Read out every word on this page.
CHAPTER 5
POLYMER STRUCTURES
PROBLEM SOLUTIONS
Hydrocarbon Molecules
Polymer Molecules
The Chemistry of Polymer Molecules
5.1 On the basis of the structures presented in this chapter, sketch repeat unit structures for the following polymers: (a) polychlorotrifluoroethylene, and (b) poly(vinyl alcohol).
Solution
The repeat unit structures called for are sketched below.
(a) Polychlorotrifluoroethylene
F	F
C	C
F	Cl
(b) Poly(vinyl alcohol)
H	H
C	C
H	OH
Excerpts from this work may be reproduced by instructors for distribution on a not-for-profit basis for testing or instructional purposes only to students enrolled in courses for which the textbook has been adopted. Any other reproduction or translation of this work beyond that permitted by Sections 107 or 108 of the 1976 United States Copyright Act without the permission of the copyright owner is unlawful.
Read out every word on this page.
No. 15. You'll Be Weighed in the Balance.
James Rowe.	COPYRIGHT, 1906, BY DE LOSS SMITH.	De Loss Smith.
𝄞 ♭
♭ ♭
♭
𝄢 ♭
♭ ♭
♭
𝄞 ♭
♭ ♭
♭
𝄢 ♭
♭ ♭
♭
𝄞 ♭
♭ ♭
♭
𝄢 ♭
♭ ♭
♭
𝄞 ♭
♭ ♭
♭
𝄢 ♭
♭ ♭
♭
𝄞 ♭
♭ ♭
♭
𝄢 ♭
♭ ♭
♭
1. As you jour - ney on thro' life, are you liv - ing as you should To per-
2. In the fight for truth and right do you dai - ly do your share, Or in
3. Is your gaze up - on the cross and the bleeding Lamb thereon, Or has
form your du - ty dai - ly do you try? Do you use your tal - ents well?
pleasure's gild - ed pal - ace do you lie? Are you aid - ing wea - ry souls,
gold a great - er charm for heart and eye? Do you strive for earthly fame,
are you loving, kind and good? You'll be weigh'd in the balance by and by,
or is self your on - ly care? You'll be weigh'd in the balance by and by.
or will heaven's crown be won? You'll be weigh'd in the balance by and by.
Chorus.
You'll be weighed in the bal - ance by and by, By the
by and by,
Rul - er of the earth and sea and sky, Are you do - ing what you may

····················

# Problem statement
Identify and list each line with the word "alcohol".

# Solution to this problem
5.1 On the basis of the structures presented in this chapter, sketch repeat unit structures for the following polymers: (a) polychlorotrifluoroethylene, and (b) poly(vinyl alcohol).
(b) Poly(vinyl alcohol)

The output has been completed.